*Task to carry out*
Copy out all lines that carry the word "блоков".

*Working data*
== == ==

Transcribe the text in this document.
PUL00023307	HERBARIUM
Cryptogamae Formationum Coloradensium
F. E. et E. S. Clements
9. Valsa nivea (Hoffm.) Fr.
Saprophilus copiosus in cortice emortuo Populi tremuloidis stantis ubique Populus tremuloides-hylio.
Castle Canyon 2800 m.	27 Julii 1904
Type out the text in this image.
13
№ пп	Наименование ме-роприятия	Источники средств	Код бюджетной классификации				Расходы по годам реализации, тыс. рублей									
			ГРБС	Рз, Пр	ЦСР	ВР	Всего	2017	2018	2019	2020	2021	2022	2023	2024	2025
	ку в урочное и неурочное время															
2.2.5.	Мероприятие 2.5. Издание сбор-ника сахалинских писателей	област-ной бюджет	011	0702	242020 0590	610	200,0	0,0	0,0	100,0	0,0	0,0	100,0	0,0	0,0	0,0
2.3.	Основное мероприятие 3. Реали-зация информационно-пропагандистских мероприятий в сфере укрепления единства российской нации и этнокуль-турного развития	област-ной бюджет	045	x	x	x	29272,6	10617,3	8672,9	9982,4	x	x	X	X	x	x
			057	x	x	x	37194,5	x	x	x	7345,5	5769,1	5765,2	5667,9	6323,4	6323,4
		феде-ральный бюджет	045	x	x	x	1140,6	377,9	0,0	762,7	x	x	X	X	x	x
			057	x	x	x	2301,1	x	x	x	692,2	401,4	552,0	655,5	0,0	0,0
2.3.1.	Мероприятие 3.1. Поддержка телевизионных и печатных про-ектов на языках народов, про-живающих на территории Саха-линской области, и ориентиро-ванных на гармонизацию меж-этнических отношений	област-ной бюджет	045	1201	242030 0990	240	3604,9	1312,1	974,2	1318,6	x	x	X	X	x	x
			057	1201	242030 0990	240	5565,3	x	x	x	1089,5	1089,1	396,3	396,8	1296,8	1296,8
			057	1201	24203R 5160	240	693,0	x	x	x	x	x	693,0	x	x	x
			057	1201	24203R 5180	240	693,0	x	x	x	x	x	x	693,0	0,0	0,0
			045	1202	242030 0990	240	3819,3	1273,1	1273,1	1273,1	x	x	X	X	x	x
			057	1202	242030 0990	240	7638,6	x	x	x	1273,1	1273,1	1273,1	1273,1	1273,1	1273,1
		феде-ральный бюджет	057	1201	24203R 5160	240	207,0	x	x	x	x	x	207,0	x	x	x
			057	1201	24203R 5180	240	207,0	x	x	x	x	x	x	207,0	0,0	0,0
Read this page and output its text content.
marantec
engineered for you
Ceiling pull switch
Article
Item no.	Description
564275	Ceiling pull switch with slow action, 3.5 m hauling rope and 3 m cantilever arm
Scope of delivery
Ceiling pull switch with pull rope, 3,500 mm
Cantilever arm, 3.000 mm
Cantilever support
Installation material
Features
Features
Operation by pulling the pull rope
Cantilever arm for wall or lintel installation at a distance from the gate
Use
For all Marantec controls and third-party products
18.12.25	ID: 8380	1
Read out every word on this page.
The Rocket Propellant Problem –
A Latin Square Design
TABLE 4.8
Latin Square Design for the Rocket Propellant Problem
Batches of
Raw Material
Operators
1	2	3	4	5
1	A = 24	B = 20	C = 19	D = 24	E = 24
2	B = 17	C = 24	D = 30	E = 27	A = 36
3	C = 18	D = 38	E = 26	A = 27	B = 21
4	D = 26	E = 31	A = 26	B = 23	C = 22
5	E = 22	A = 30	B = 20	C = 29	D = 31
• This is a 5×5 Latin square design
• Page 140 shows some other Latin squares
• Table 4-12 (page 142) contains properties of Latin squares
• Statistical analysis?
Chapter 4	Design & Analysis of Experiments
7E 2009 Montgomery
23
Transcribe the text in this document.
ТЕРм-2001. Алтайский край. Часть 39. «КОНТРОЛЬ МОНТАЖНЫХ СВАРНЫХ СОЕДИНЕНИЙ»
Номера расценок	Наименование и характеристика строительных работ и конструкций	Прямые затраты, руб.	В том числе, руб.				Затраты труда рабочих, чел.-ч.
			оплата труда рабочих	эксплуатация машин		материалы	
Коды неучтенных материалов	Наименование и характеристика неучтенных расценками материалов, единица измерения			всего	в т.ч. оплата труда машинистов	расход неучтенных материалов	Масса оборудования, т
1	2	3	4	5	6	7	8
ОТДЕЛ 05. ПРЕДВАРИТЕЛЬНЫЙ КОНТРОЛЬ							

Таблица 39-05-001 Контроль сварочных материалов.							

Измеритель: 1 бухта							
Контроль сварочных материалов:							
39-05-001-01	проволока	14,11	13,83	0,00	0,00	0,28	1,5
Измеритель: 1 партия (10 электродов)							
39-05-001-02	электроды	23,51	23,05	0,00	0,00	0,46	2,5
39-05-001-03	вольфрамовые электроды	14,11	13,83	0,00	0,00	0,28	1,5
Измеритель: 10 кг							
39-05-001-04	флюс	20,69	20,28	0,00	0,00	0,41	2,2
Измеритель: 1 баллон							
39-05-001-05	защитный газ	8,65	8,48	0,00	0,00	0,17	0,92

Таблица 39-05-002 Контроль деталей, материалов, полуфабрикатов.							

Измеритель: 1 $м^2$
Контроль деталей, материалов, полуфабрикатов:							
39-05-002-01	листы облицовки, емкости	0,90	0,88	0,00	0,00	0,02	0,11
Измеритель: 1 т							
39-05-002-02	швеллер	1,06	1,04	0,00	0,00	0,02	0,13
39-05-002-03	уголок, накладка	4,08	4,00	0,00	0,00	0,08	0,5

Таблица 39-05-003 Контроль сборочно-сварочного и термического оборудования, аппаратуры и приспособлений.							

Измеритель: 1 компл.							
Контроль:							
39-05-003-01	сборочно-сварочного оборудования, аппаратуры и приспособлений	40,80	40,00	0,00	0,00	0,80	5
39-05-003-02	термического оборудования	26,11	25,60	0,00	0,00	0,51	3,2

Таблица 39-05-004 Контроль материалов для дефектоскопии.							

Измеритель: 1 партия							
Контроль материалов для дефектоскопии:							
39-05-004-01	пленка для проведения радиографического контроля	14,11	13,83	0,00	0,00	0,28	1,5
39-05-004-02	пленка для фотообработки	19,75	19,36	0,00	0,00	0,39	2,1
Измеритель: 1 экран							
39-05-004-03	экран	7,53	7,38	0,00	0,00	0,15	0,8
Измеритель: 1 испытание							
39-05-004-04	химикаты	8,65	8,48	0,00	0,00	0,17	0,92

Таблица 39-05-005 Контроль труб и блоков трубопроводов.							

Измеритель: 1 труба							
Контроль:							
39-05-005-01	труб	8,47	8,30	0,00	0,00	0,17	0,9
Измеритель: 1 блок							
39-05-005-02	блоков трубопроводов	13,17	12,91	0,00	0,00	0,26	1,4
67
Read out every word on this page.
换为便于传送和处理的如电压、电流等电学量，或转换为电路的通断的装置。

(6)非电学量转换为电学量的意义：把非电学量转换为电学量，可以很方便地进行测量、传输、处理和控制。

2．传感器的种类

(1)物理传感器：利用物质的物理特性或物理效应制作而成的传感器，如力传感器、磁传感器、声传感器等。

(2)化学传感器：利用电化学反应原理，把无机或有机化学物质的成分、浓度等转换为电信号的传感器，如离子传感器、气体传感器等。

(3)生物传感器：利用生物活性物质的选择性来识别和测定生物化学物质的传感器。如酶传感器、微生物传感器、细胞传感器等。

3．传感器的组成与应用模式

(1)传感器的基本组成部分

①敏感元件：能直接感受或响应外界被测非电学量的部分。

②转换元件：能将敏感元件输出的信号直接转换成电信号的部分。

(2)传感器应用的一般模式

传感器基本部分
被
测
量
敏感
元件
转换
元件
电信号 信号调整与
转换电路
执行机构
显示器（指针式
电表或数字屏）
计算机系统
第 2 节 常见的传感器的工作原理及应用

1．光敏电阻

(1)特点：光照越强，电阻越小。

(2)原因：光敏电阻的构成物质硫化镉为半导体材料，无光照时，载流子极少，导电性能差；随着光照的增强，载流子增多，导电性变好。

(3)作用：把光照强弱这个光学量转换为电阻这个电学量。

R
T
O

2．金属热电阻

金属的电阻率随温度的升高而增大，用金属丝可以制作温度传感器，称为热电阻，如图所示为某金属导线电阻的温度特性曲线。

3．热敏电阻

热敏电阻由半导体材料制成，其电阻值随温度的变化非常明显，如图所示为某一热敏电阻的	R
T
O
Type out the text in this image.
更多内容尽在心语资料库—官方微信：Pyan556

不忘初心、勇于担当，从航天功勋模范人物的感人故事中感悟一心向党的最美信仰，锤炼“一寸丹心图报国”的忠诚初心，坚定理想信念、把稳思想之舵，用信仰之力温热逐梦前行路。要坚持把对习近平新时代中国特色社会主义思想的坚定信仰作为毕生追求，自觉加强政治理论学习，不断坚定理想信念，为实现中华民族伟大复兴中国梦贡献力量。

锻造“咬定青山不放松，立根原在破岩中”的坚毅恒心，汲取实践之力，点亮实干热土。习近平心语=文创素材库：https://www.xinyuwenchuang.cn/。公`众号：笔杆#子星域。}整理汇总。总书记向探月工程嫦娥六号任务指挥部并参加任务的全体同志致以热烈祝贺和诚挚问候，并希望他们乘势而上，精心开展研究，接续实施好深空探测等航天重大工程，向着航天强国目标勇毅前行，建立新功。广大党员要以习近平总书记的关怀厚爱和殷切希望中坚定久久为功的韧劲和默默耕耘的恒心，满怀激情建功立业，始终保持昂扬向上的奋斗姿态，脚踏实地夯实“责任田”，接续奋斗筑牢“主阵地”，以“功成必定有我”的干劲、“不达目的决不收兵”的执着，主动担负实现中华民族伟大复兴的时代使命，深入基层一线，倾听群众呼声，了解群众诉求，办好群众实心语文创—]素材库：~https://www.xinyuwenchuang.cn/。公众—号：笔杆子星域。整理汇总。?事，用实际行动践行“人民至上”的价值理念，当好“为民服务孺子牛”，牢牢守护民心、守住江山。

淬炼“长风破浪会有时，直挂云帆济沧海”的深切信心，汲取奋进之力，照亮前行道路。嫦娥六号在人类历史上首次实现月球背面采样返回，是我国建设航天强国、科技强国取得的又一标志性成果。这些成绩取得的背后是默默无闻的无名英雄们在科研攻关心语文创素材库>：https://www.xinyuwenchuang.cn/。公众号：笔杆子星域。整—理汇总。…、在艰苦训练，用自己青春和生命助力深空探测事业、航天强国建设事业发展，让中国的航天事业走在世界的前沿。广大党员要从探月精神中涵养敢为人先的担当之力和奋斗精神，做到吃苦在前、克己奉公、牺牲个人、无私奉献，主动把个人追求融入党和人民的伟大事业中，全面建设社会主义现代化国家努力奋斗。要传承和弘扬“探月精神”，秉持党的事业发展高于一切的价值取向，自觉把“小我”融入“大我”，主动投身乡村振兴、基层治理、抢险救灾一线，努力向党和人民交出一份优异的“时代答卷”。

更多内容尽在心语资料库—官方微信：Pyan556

== == ==

*Worked solution*
Таблица 39-05-005 Контроль труб и блоков трубопроводов.							
39-05-005-02	блоков трубопроводов	13,17	12,91	0,00	0,00	0,26	1,4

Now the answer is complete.